Write out every entry, unchanged. Skip any picture.

→ Figure content listings:
***

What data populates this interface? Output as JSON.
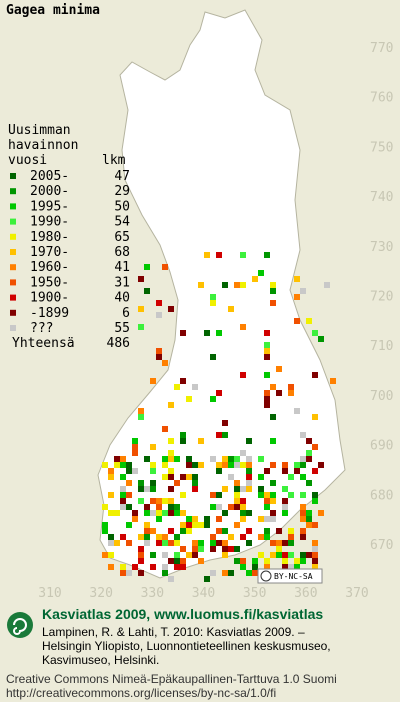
{
  "title": "Gagea minima",
  "legend": {
    "heading": [
      "Uusimman",
      "havainnon",
      "vuosi"
    ],
    "count_heading": "lkm",
    "rows": [
      {
        "label": "2005-",
        "count": 47,
        "color": "#006400"
      },
      {
        "label": "2000-",
        "count": 29,
        "color": "#009600"
      },
      {
        "label": "1995-",
        "count": 50,
        "color": "#00c800"
      },
      {
        "label": "1990-",
        "count": 54,
        "color": "#3cf03c"
      },
      {
        "label": "1980-",
        "count": 65,
        "color": "#f0f000"
      },
      {
        "label": "1970-",
        "count": 68,
        "color": "#ffc000"
      },
      {
        "label": "1960-",
        "count": 41,
        "color": "#ff8000"
      },
      {
        "label": "1950-",
        "count": 31,
        "color": "#f05000"
      },
      {
        "label": "1900-",
        "count": 40,
        "color": "#d00000"
      },
      {
        "label": "-1899",
        "count": 6,
        "color": "#800000"
      },
      {
        "label": "???",
        "count": 55,
        "color": "#c8c8c8"
      }
    ],
    "total": {
      "label": "Yhteensä",
      "count": 486
    }
  },
  "axes": {
    "yticks": [
      770,
      760,
      750,
      740,
      730,
      720,
      710,
      700,
      690,
      680,
      670
    ],
    "xticks": [
      310,
      320,
      330,
      340,
      350,
      360,
      370
    ]
  },
  "license_badge": "BY-NC-SA",
  "footer": {
    "heading": "Kasviatlas 2009, www.luomus.fi/kasviatlas",
    "citation": [
      "Lampinen, R. & Lahti, T. 2010: Kasviatlas 2009. –",
      "Helsingin Yliopisto, Luonnontieteellinen keskusmuseo,",
      "Kasvimuseo, Helsinki."
    ],
    "license": [
      "Creative Commons Nimeä-Epäkaupallinen-Tarttuva 1.0 Suomi",
      "http://creativecommons.org/licenses/by-nc-sa/1.0/fi"
    ]
  }
}
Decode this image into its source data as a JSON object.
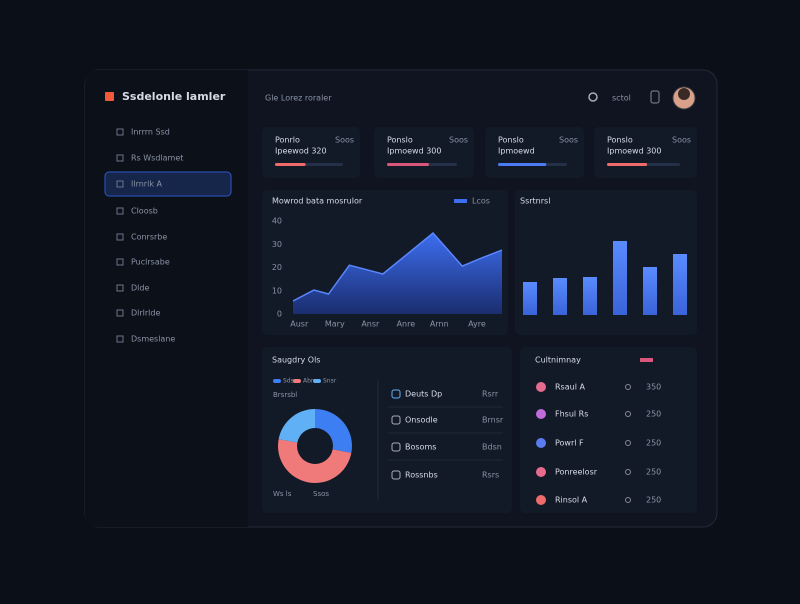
{
  "sidebar": {
    "logo": "Ssdelonle lamler",
    "menu": [
      "Inrrrn Ssd",
      "Rs Wsdlamet",
      "Ilrnrlk A",
      "Cloosb",
      "Conrsrbe",
      "Puclrsabe",
      "Dlde",
      "Dlrlrlde",
      "Dsmeslane"
    ]
  },
  "header": {
    "title": "Gle Lorez roraler",
    "user": "sctol"
  },
  "kpis": [
    {
      "label": "Ponrlo",
      "value": "Ipeewod 320",
      "tag": "Soos",
      "progress": 45
    },
    {
      "label": "Ponslo",
      "value": "Ipmoewd 300",
      "tag": "Soos",
      "progress": 60
    },
    {
      "label": "Ponslo",
      "value": "Ipmoewd",
      "tag": "Soos",
      "progress": 70
    },
    {
      "label": "Ponslo",
      "value": "Ipmoewd 300",
      "tag": "Soos",
      "progress": 55
    }
  ],
  "chart_data": [
    {
      "type": "line",
      "title": "Mowrod bata mosrulor",
      "legend": "Lcos",
      "color": "#3d6ef0",
      "x": [
        0,
        1,
        1.7,
        2.7,
        4.3,
        6.7,
        8.1,
        9,
        10
      ],
      "values": [
        5.6,
        10.3,
        8.6,
        21,
        17.2,
        34.8,
        20.6,
        24,
        27.5
      ],
      "xlim": [
        0,
        10
      ],
      "xticks": [
        {
          "value": 0.3,
          "label": "Ausr"
        },
        {
          "value": 2,
          "label": "Mary"
        },
        {
          "value": 3.7,
          "label": "Ansr"
        },
        {
          "value": 5.4,
          "label": "Anre"
        },
        {
          "value": 7,
          "label": "Arnn"
        },
        {
          "value": 8.8,
          "label": "Ayre"
        }
      ],
      "ylim": [
        0,
        40
      ],
      "yticks": [
        0,
        10,
        20,
        30,
        40
      ]
    },
    {
      "type": "bar",
      "title": "Ssrtnrsl",
      "color": "#4b7bf5",
      "values": [
        33,
        37,
        38,
        74,
        48,
        61
      ],
      "ylim": [
        0,
        80
      ]
    },
    {
      "type": "pie",
      "title": "Saugdry Ols",
      "values": [
        28,
        50,
        22
      ],
      "colors": [
        "#3d7ff2",
        "#f07a7a",
        "#5fb0f5"
      ],
      "legend": [
        "Sdsu",
        "Abrs",
        "Snsr"
      ],
      "sublabel": "Brsrsbl",
      "footer": [
        "Ws ls",
        "Ssos"
      ],
      "rows": [
        {
          "label": "Deuts Dp",
          "value": "Rsrr"
        },
        {
          "label": "Onsodle",
          "value": "Brnsr"
        },
        {
          "label": "Bosoms",
          "value": "Bdsn"
        },
        {
          "label": "Rossnbs",
          "value": "Rsrs"
        }
      ]
    }
  ],
  "table": {
    "title": "Cultnimnay",
    "rows": [
      {
        "name": "Rsaul A",
        "value": "350"
      },
      {
        "name": "Fhsul Rs",
        "value": "250"
      },
      {
        "name": "Powrl F",
        "value": "250"
      },
      {
        "name": "Ponreelosr",
        "value": "250"
      },
      {
        "name": "Rinsol A",
        "value": "250"
      }
    ]
  }
}
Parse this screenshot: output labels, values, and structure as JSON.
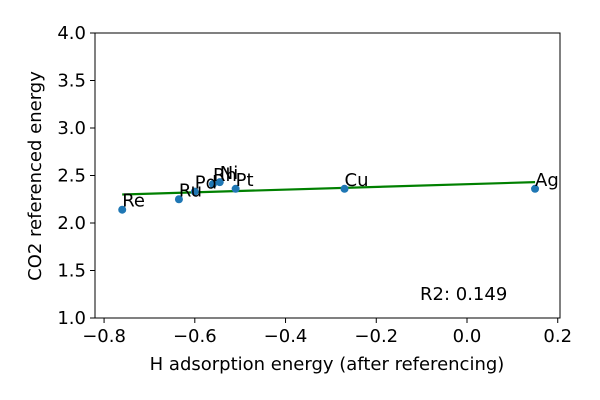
{
  "chart_data": {
    "type": "scatter",
    "xlabel": "H adsorption energy (after referencing)",
    "ylabel": "CO2 referenced energy",
    "xlim": [
      -0.82,
      0.205
    ],
    "ylim": [
      1.0,
      4.0
    ],
    "xticks": [
      -0.8,
      -0.6,
      -0.4,
      -0.2,
      0.0,
      0.2
    ],
    "xtick_labels": [
      "−0.8",
      "−0.6",
      "−0.4",
      "−0.2",
      "0.0",
      "0.2"
    ],
    "yticks": [
      1.0,
      1.5,
      2.0,
      2.5,
      3.0,
      3.5,
      4.0
    ],
    "ytick_labels": [
      "1.0",
      "1.5",
      "2.0",
      "2.5",
      "3.0",
      "3.5",
      "4.0"
    ],
    "grid": false,
    "points": [
      {
        "label": "Re",
        "x": -0.76,
        "y": 2.14
      },
      {
        "label": "Ru",
        "x": -0.635,
        "y": 2.25
      },
      {
        "label": "Pd",
        "x": -0.6,
        "y": 2.33
      },
      {
        "label": "Rh",
        "x": -0.56,
        "y": 2.41
      },
      {
        "label": "Ni",
        "x": -0.545,
        "y": 2.43
      },
      {
        "label": "Pt",
        "x": -0.51,
        "y": 2.36
      },
      {
        "label": "Cu",
        "x": -0.27,
        "y": 2.36
      },
      {
        "label": "Ag",
        "x": 0.15,
        "y": 2.36
      }
    ],
    "fit_line": {
      "x": [
        -0.76,
        0.15
      ],
      "y": [
        2.3,
        2.43
      ]
    },
    "annotation": "R2: 0.149",
    "colors": {
      "points": "#1f77b4",
      "fit": "#008000"
    }
  }
}
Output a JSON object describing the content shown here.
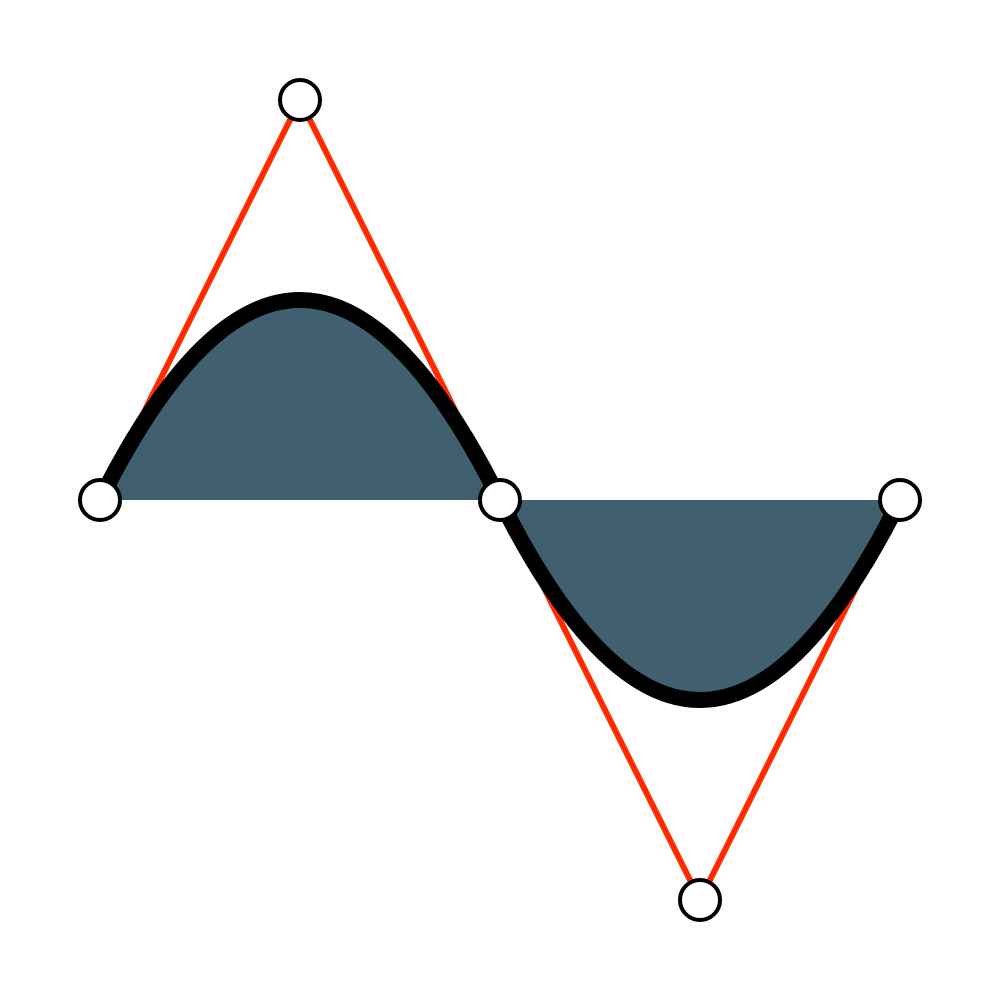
{
  "colors": {
    "background": "#ffffff",
    "fill": "#40606f",
    "curve": "#000000",
    "control_polygon": "#ff2a00",
    "point_fill": "#ffffff",
    "point_stroke": "#000000"
  },
  "diagram": {
    "type": "quadratic-bezier-spline",
    "curve_segments": 2,
    "control_points_count": 5,
    "shows_control_polygon": true,
    "shows_filled_area": true
  }
}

***

→ SOLUTION FOR THIS EXERCISE:
What data populates this interface? Output as JSON.
{
  "title": "Gagea minima",
  "legend": {
    "heading": [
      "Uusimman",
      "havainnon",
      "vuosi"
    ],
    "count_heading": "lkm",
    "rows": [
      {
        "label": "2005-",
        "count": 47,
        "color": "#006400"
      },
      {
        "label": "2000-",
        "count": 29,
        "color": "#009600"
      },
      {
        "label": "1995-",
        "count": 50,
        "color": "#00c800"
      },
      {
        "label": "1990-",
        "count": 54,
        "color": "#3cf03c"
      },
      {
        "label": "1980-",
        "count": 65,
        "color": "#f0f000"
      },
      {
        "label": "1970-",
        "count": 68,
        "color": "#ffc000"
      },
      {
        "label": "1960-",
        "count": 41,
        "color": "#ff8000"
      },
      {
        "label": "1950-",
        "count": 31,
        "color": "#f05000"
      },
      {
        "label": "1900-",
        "count": 40,
        "color": "#d00000"
      },
      {
        "label": "-1899",
        "count": 6,
        "color": "#800000"
      },
      {
        "label": "???",
        "count": 55,
        "color": "#c8c8c8"
      }
    ],
    "total": {
      "label": "Yhteensä",
      "count": 486
    }
  },
  "axes": {
    "yticks": [
      770,
      760,
      750,
      740,
      730,
      720,
      710,
      700,
      690,
      680,
      670
    ],
    "xticks": [
      310,
      320,
      330,
      340,
      350,
      360,
      370
    ]
  },
  "license_badge": "BY-NC-SA",
  "footer": {
    "heading": "Kasviatlas 2009, www.luomus.fi/kasviatlas",
    "citation": [
      "Lampinen, R. & Lahti, T. 2010: Kasviatlas 2009. –",
      "Helsingin Yliopisto, Luonnontieteellinen keskusmuseo,",
      "Kasvimuseo, Helsinki."
    ],
    "license": [
      "Creative Commons Nimeä-Epäkaupallinen-Tarttuva 1.0 Suomi",
      "http://creativecommons.org/licenses/by-nc-sa/1.0/fi"
    ]
  }
}
Decode this image into its source data as a JSON object.
{
  "sidebar": {
    "logo": "Ssdelonle lamler",
    "menu": [
      "Inrrrn Ssd",
      "Rs Wsdlamet",
      "Ilrnrlk A",
      "Cloosb",
      "Conrsrbe",
      "Puclrsabe",
      "Dlde",
      "Dlrlrlde",
      "Dsmeslane"
    ]
  },
  "header": {
    "title": "Gle Lorez roraler",
    "user": "sctol"
  },
  "kpis": [
    {
      "label": "Ponrlo",
      "value": "Ipeewod 320",
      "tag": "Soos",
      "progress": 45
    },
    {
      "label": "Ponslo",
      "value": "Ipmoewd 300",
      "tag": "Soos",
      "progress": 60
    },
    {
      "label": "Ponslo",
      "value": "Ipmoewd",
      "tag": "Soos",
      "progress": 70
    },
    {
      "label": "Ponslo",
      "value": "Ipmoewd 300",
      "tag": "Soos",
      "progress": 55
    }
  ],
  "chart_data": [
    {
      "type": "line",
      "title": "Mowrod bata mosrulor",
      "legend": "Lcos",
      "color": "#3d6ef0",
      "x": [
        0,
        1,
        1.7,
        2.7,
        4.3,
        6.7,
        8.1,
        9,
        10
      ],
      "values": [
        5.6,
        10.3,
        8.6,
        21,
        17.2,
        34.8,
        20.6,
        24,
        27.5
      ],
      "xlim": [
        0,
        10
      ],
      "xticks": [
        {
          "value": 0.3,
          "label": "Ausr"
        },
        {
          "value": 2,
          "label": "Mary"
        },
        {
          "value": 3.7,
          "label": "Ansr"
        },
        {
          "value": 5.4,
          "label": "Anre"
        },
        {
          "value": 7,
          "label": "Arnn"
        },
        {
          "value": 8.8,
          "label": "Ayre"
        }
      ],
      "ylim": [
        0,
        40
      ],
      "yticks": [
        0,
        10,
        20,
        30,
        40
      ]
    },
    {
      "type": "bar",
      "title": "Ssrtnrsl",
      "color": "#4b7bf5",
      "values": [
        33,
        37,
        38,
        74,
        48,
        61
      ],
      "ylim": [
        0,
        80
      ]
    },
    {
      "type": "pie",
      "title": "Saugdry Ols",
      "values": [
        28,
        50,
        22
      ],
      "colors": [
        "#3d7ff2",
        "#f07a7a",
        "#5fb0f5"
      ],
      "legend": [
        "Sdsu",
        "Abrs",
        "Snsr"
      ],
      "sublabel": "Brsrsbl",
      "footer": [
        "Ws ls",
        "Ssos"
      ],
      "rows": [
        {
          "label": "Deuts Dp",
          "value": "Rsrr"
        },
        {
          "label": "Onsodle",
          "value": "Brnsr"
        },
        {
          "label": "Bosoms",
          "value": "Bdsn"
        },
        {
          "label": "Rossnbs",
          "value": "Rsrs"
        }
      ]
    }
  ],
  "table": {
    "title": "Cultnimnay",
    "rows": [
      {
        "name": "Rsaul A",
        "value": "350"
      },
      {
        "name": "Fhsul Rs",
        "value": "250"
      },
      {
        "name": "Powrl F",
        "value": "250"
      },
      {
        "name": "Ponreelosr",
        "value": "250"
      },
      {
        "name": "Rinsol A",
        "value": "250"
      }
    ]
  }
}
Parse this screenshot: output labels, values, and structure as JSON.
{
  "chart_data": {
    "type": "scatter",
    "xlabel": "H adsorption energy (after referencing)",
    "ylabel": "CO2 referenced energy",
    "xlim": [
      -0.82,
      0.205
    ],
    "ylim": [
      1.0,
      4.0
    ],
    "xticks": [
      -0.8,
      -0.6,
      -0.4,
      -0.2,
      0.0,
      0.2
    ],
    "xtick_labels": [
      "−0.8",
      "−0.6",
      "−0.4",
      "−0.2",
      "0.0",
      "0.2"
    ],
    "yticks": [
      1.0,
      1.5,
      2.0,
      2.5,
      3.0,
      3.5,
      4.0
    ],
    "ytick_labels": [
      "1.0",
      "1.5",
      "2.0",
      "2.5",
      "3.0",
      "3.5",
      "4.0"
    ],
    "grid": false,
    "points": [
      {
        "label": "Re",
        "x": -0.76,
        "y": 2.14
      },
      {
        "label": "Ru",
        "x": -0.635,
        "y": 2.25
      },
      {
        "label": "Pd",
        "x": -0.6,
        "y": 2.33
      },
      {
        "label": "Rh",
        "x": -0.56,
        "y": 2.41
      },
      {
        "label": "Ni",
        "x": -0.545,
        "y": 2.43
      },
      {
        "label": "Pt",
        "x": -0.51,
        "y": 2.36
      },
      {
        "label": "Cu",
        "x": -0.27,
        "y": 2.36
      },
      {
        "label": "Ag",
        "x": 0.15,
        "y": 2.36
      }
    ],
    "fit_line": {
      "x": [
        -0.76,
        0.15
      ],
      "y": [
        2.3,
        2.43
      ]
    },
    "annotation": "R2: 0.149",
    "colors": {
      "points": "#1f77b4",
      "fit": "#008000"
    }
  }
}
Output a JSON object describing the content shown here.
{
  "colors": {
    "background": "#ffffff",
    "fill": "#40606f",
    "curve": "#000000",
    "control_polygon": "#ff2a00",
    "point_fill": "#ffffff",
    "point_stroke": "#000000"
  },
  "diagram": {
    "type": "quadratic-bezier-spline",
    "curve_segments": 2,
    "control_points_count": 5,
    "shows_control_polygon": true,
    "shows_filled_area": true
  }
}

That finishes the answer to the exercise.